» **Text block**
Sohn: Don't look for much from Tennessee lawmakers

(AP File Photo/Mark Humphrey)
(AP File Photo/Mark Humphrey)

It's a great question: What to do with an extra $600 million in state revenue?

Our state officials already are lining up to chirp about how to spend those dollars.

In the 2015 session, Haslam, despite asking for departmental spending cuts, saw a surplus coming and filed a last-minute amendment to his budget that spent a big chunk. The largest item in the governor's shopping list was $120 million for building a new state museum. Some Republican legislators grumbled, but in the end they went along with what was actually a good and needed expenditure.

This time? Given our legislators' tendency to fight over surplus money more than budget cuts, some think Haslam may not win a similar go-along, get-along attitude from lawmakers.

Just within Haslam's own administration, the Department of Environment and Conservation is asking for $125 million to repair long-neglected facilities at state parks while General Services Commissioner Robert Oglesby wants $529 million to begin an estimated $1.8 billion needed to patch up other state buildings. Several legislators, including House Speaker Beth Harwell, want to spend $280 million of the surplus on road projects - a move that could undercut Haslam's hopes for increasing fuel taxes as a longer-term roads fix.

And don't expect Insure Tennessee, either. Insure Tennessee was the sensible Gov. Haslam-negotiated Tennessee version of the Affordable Care Act's expansion of Medicaid that a state Senate committee (including our own Todd Gardenhire, Bo Watson and Mike Bell) turned down. Twice.

» **Material shown**
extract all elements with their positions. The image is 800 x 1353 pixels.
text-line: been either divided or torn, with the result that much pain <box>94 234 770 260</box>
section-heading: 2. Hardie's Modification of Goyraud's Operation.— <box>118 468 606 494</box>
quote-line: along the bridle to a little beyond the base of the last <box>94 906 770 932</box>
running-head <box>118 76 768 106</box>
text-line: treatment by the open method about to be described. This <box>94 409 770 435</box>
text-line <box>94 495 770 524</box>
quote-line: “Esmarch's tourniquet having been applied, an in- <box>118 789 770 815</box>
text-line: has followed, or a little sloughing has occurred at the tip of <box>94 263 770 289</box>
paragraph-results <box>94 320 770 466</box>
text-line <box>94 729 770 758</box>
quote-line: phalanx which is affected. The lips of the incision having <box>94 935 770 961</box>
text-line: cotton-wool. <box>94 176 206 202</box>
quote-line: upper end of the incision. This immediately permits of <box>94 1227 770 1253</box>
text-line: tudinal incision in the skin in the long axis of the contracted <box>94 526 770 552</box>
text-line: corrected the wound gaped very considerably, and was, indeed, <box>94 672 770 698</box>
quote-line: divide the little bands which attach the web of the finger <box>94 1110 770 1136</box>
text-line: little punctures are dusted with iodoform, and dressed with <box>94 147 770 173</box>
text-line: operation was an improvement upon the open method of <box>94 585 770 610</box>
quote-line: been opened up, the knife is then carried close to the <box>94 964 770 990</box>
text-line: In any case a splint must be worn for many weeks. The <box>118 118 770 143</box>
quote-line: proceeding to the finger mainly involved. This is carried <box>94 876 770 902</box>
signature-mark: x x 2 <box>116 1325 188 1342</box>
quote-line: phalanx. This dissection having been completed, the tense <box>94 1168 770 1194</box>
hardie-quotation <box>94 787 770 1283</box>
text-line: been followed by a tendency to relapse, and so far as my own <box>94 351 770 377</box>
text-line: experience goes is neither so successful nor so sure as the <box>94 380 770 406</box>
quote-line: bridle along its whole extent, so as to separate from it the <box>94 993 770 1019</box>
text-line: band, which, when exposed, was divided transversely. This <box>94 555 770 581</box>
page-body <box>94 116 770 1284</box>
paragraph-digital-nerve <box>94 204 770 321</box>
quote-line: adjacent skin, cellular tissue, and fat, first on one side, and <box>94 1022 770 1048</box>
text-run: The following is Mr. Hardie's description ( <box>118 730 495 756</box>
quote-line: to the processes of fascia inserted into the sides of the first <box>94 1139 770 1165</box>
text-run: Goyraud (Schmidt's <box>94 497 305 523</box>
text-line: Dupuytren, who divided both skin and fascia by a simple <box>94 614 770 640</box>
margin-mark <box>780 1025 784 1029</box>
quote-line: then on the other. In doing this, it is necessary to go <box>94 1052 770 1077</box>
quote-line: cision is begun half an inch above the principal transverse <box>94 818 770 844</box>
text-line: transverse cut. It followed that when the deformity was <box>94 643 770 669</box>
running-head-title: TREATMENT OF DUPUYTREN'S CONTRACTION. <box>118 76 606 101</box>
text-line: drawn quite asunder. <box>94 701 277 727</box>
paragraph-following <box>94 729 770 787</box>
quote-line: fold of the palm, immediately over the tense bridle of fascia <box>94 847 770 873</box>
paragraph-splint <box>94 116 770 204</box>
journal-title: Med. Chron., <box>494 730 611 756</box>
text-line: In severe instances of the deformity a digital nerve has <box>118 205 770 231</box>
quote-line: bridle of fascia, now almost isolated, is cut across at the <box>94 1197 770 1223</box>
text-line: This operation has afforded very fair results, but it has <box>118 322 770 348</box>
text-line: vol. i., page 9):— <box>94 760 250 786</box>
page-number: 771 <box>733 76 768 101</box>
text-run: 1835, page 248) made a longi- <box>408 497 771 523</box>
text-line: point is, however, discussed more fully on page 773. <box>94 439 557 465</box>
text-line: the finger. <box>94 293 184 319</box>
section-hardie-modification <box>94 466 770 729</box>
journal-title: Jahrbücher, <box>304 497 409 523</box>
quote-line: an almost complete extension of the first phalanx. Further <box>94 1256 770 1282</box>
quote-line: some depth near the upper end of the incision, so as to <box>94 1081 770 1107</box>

» **Exercise set**
1. Translate this sentence from the column on Tennessee's budget surplus into Spanish: "The largest item in the governor's shopping list was $120 million for building a new state museum."
2. Write out the column on Tennessee's budget surplus from "Just within Haslam's" up to and including "longer-term roads fix.".
3. Continue the column on Tennessee's budget surplus from the point where it stops.

» **Answers for each item**
1. La partida más grande de la lista de compras del gobernador era de 120 millones de dólares para construir un nuevo museo estatal.

2.
Just within Haslam's own administration, the Department of Environment and Conservation is asking for $125 million to repair long-neglected facilities at state parks while General Services Commissioner Robert Oglesby wants $529 million to begin an estimated $1.8 billion needed to patch up other state buildings. Several legislators, including House Speaker Beth Harwell, want to spend $280 million of the surplus on road projects - a move that could undercut Haslam's hopes for increasing fuel taxes as a longer-term roads fix.

3.
In nixing it, our lawmakers turned down a federal offer to pay for a two-year pilot that would cover 285,000 working poor Tennesseans at 100 percent. In all, they turned down $2.8 billion - yes billion with a "b" - claiming they did not to trust the federal government's promise that federal money would pay for 90 percent of the program's cost thereafter.

So, bottom line, we in Tennessee won't get a return on our federal tax dollars because our lawmakers have continually left money on the table for someone else.

Oh, and the next time you hear our lawmakers say they listen to you and your neighbors - their constituents - just go ahead and laugh out loud. A Vanderbilt University poll of Tennessee registered voters found that a resounding 64 percent said they supported Insure Tennessee. What's more, a whopping 78 percent wanted the full Legislature to vote on Insure Tennessee. Only 19 percent said they opposed Gov. Bill Haslam's Insure Tennessee.

As for the 2016 second session of the General Assembly that begins this morning? Just know they'll be talking again about how to spend our money. There's the potential gas tax increase, the elimination of the Hall income tax on dividends (as opposed to decreasing the sales tax for all Tennesseans), a proposed division of our higher education system, guns on college campuses, same-sex marriage and Syrian refugees.